### GIVEN DATA
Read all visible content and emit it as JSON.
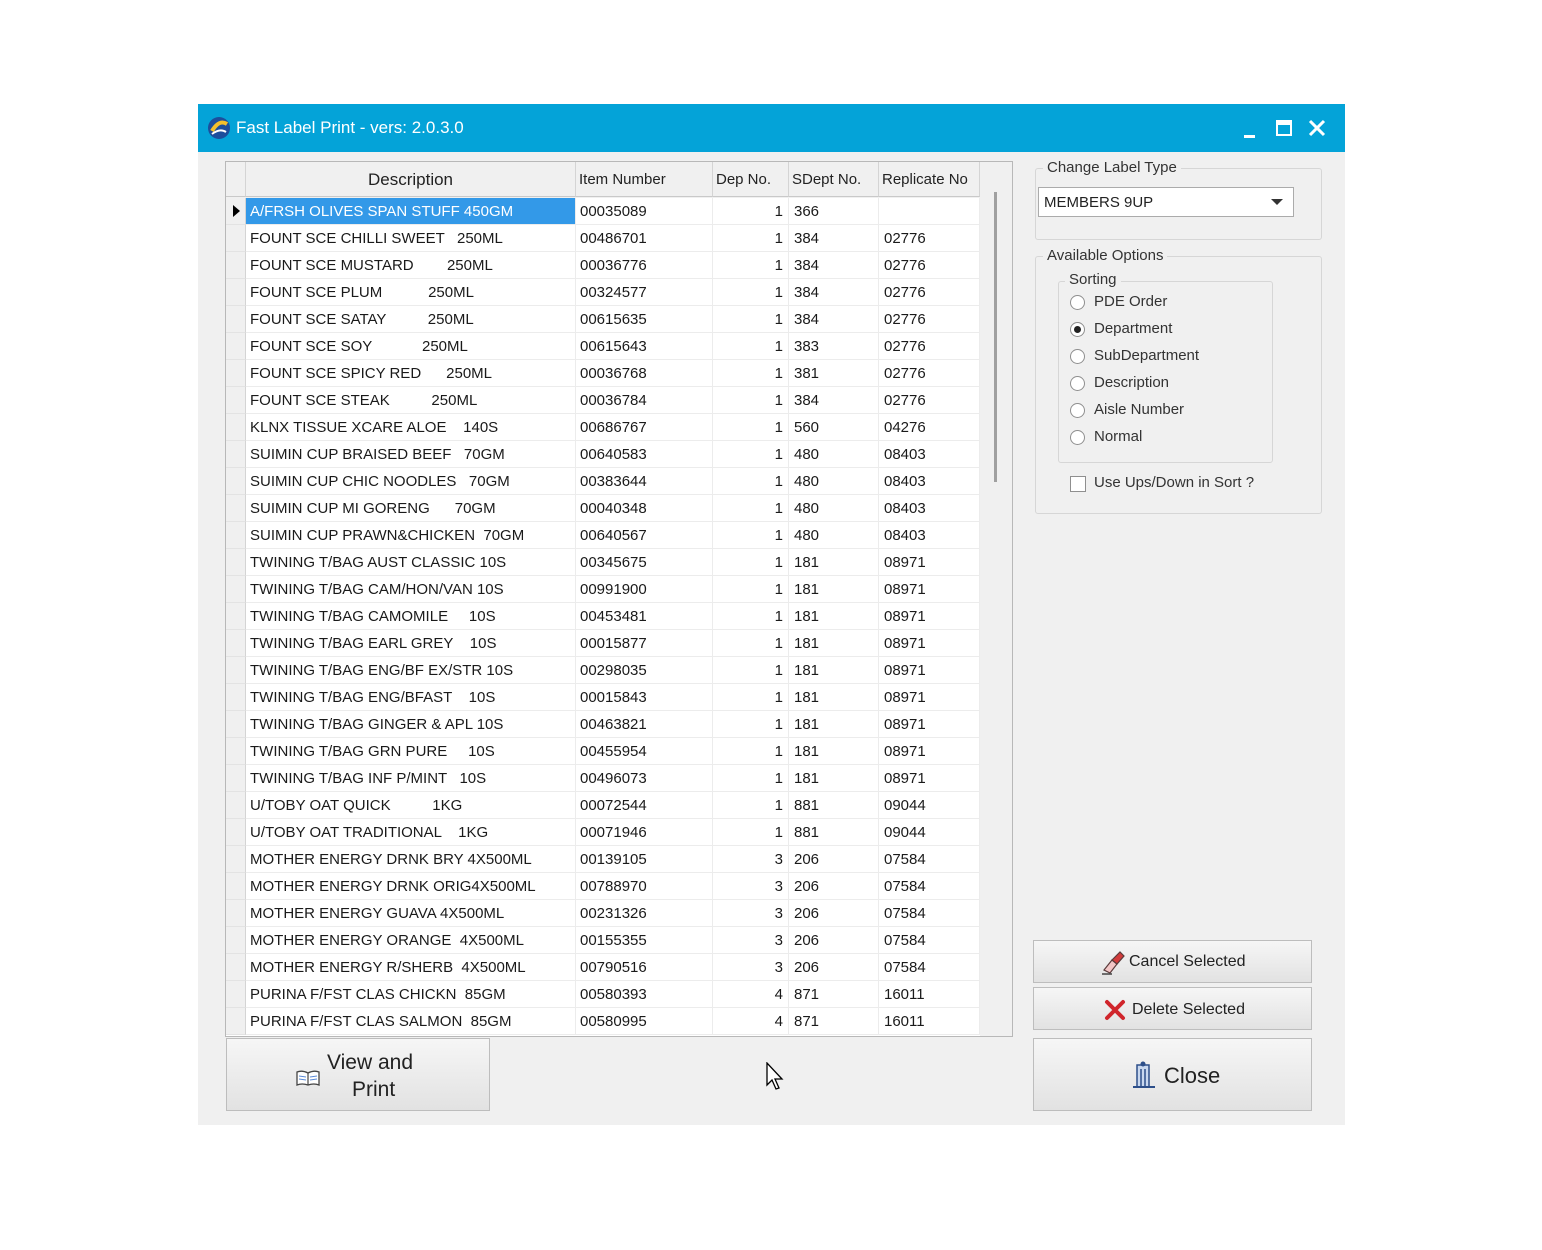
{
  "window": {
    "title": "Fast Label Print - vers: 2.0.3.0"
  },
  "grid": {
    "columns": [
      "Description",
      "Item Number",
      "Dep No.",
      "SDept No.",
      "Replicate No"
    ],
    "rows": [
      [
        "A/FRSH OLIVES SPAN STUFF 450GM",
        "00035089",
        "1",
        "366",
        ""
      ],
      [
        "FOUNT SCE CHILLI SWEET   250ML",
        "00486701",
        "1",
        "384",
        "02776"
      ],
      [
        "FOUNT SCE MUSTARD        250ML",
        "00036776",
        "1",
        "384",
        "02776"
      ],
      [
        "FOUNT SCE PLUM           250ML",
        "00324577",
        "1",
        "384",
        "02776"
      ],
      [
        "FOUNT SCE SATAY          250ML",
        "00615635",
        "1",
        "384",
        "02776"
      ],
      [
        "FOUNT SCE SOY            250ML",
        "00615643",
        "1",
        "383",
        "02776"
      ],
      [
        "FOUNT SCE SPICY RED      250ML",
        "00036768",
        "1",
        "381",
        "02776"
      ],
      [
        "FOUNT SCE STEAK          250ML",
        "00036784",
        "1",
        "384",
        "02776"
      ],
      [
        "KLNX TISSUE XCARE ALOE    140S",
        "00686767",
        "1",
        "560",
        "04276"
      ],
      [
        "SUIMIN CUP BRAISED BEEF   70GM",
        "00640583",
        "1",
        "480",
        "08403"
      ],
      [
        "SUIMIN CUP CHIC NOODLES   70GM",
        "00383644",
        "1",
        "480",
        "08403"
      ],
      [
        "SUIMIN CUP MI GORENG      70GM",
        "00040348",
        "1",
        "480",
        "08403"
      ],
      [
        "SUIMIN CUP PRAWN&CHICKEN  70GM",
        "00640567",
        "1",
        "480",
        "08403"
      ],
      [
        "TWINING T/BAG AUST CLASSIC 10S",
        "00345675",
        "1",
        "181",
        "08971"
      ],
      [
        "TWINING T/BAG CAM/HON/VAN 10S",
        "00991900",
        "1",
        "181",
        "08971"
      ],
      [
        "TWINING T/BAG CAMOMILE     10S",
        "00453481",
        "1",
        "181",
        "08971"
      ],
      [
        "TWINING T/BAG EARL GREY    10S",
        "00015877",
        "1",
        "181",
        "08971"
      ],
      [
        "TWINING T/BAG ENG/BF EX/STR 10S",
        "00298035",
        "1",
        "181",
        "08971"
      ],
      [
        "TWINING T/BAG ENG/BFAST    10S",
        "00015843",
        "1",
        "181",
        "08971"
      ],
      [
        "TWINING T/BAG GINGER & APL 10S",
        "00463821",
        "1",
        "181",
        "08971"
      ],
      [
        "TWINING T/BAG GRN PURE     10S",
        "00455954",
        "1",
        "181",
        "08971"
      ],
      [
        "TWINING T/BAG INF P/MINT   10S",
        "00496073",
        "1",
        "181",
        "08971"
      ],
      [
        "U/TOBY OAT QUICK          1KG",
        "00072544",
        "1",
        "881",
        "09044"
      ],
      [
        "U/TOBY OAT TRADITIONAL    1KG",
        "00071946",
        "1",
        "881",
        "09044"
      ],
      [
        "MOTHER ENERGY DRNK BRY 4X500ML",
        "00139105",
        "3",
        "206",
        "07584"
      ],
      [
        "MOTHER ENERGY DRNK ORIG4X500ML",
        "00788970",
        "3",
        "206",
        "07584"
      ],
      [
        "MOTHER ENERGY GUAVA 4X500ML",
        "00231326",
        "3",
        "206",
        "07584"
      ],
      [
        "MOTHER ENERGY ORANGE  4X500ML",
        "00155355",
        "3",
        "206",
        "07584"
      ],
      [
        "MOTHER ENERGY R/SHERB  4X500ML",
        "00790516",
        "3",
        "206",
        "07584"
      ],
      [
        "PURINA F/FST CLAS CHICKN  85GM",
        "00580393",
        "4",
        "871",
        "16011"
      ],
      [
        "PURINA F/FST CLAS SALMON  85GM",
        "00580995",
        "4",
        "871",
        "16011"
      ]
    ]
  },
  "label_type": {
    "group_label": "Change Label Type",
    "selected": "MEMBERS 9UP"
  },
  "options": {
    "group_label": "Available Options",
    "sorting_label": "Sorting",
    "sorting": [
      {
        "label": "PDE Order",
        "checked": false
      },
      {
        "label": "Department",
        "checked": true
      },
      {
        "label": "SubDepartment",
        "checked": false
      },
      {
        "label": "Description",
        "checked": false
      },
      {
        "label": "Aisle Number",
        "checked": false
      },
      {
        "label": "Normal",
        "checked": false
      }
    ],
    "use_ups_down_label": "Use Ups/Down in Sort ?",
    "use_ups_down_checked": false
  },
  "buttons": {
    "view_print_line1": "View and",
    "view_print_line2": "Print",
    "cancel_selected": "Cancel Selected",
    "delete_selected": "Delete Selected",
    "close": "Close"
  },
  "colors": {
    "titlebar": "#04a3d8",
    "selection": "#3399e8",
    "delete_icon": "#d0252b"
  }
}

### WHAT TO DO
Output all of the records exactly as they appear above, but not the pictures.

### CORRECT ANSWER
Read all visible content and emit it as JSON.
{
  "window": {
    "title": "Fast Label Print - vers: 2.0.3.0"
  },
  "grid": {
    "columns": [
      "Description",
      "Item Number",
      "Dep No.",
      "SDept No.",
      "Replicate No"
    ],
    "rows": [
      [
        "A/FRSH OLIVES SPAN STUFF 450GM",
        "00035089",
        "1",
        "366",
        ""
      ],
      [
        "FOUNT SCE CHILLI SWEET   250ML",
        "00486701",
        "1",
        "384",
        "02776"
      ],
      [
        "FOUNT SCE MUSTARD        250ML",
        "00036776",
        "1",
        "384",
        "02776"
      ],
      [
        "FOUNT SCE PLUM           250ML",
        "00324577",
        "1",
        "384",
        "02776"
      ],
      [
        "FOUNT SCE SATAY          250ML",
        "00615635",
        "1",
        "384",
        "02776"
      ],
      [
        "FOUNT SCE SOY            250ML",
        "00615643",
        "1",
        "383",
        "02776"
      ],
      [
        "FOUNT SCE SPICY RED      250ML",
        "00036768",
        "1",
        "381",
        "02776"
      ],
      [
        "FOUNT SCE STEAK          250ML",
        "00036784",
        "1",
        "384",
        "02776"
      ],
      [
        "KLNX TISSUE XCARE ALOE    140S",
        "00686767",
        "1",
        "560",
        "04276"
      ],
      [
        "SUIMIN CUP BRAISED BEEF   70GM",
        "00640583",
        "1",
        "480",
        "08403"
      ],
      [
        "SUIMIN CUP CHIC NOODLES   70GM",
        "00383644",
        "1",
        "480",
        "08403"
      ],
      [
        "SUIMIN CUP MI GORENG      70GM",
        "00040348",
        "1",
        "480",
        "08403"
      ],
      [
        "SUIMIN CUP PRAWN&CHICKEN  70GM",
        "00640567",
        "1",
        "480",
        "08403"
      ],
      [
        "TWINING T/BAG AUST CLASSIC 10S",
        "00345675",
        "1",
        "181",
        "08971"
      ],
      [
        "TWINING T/BAG CAM/HON/VAN 10S",
        "00991900",
        "1",
        "181",
        "08971"
      ],
      [
        "TWINING T/BAG CAMOMILE     10S",
        "00453481",
        "1",
        "181",
        "08971"
      ],
      [
        "TWINING T/BAG EARL GREY    10S",
        "00015877",
        "1",
        "181",
        "08971"
      ],
      [
        "TWINING T/BAG ENG/BF EX/STR 10S",
        "00298035",
        "1",
        "181",
        "08971"
      ],
      [
        "TWINING T/BAG ENG/BFAST    10S",
        "00015843",
        "1",
        "181",
        "08971"
      ],
      [
        "TWINING T/BAG GINGER & APL 10S",
        "00463821",
        "1",
        "181",
        "08971"
      ],
      [
        "TWINING T/BAG GRN PURE     10S",
        "00455954",
        "1",
        "181",
        "08971"
      ],
      [
        "TWINING T/BAG INF P/MINT   10S",
        "00496073",
        "1",
        "181",
        "08971"
      ],
      [
        "U/TOBY OAT QUICK          1KG",
        "00072544",
        "1",
        "881",
        "09044"
      ],
      [
        "U/TOBY OAT TRADITIONAL    1KG",
        "00071946",
        "1",
        "881",
        "09044"
      ],
      [
        "MOTHER ENERGY DRNK BRY 4X500ML",
        "00139105",
        "3",
        "206",
        "07584"
      ],
      [
        "MOTHER ENERGY DRNK ORIG4X500ML",
        "00788970",
        "3",
        "206",
        "07584"
      ],
      [
        "MOTHER ENERGY GUAVA 4X500ML",
        "00231326",
        "3",
        "206",
        "07584"
      ],
      [
        "MOTHER ENERGY ORANGE  4X500ML",
        "00155355",
        "3",
        "206",
        "07584"
      ],
      [
        "MOTHER ENERGY R/SHERB  4X500ML",
        "00790516",
        "3",
        "206",
        "07584"
      ],
      [
        "PURINA F/FST CLAS CHICKN  85GM",
        "00580393",
        "4",
        "871",
        "16011"
      ],
      [
        "PURINA F/FST CLAS SALMON  85GM",
        "00580995",
        "4",
        "871",
        "16011"
      ]
    ]
  },
  "label_type": {
    "group_label": "Change Label Type",
    "selected": "MEMBERS 9UP"
  },
  "options": {
    "group_label": "Available Options",
    "sorting_label": "Sorting",
    "sorting": [
      {
        "label": "PDE Order",
        "checked": false
      },
      {
        "label": "Department",
        "checked": true
      },
      {
        "label": "SubDepartment",
        "checked": false
      },
      {
        "label": "Description",
        "checked": false
      },
      {
        "label": "Aisle Number",
        "checked": false
      },
      {
        "label": "Normal",
        "checked": false
      }
    ],
    "use_ups_down_label": "Use Ups/Down in Sort ?",
    "use_ups_down_checked": false
  },
  "buttons": {
    "view_print_line1": "View and",
    "view_print_line2": "Print",
    "cancel_selected": "Cancel Selected",
    "delete_selected": "Delete Selected",
    "close": "Close"
  },
  "colors": {
    "titlebar": "#04a3d8",
    "selection": "#3399e8",
    "delete_icon": "#d0252b"
  }
}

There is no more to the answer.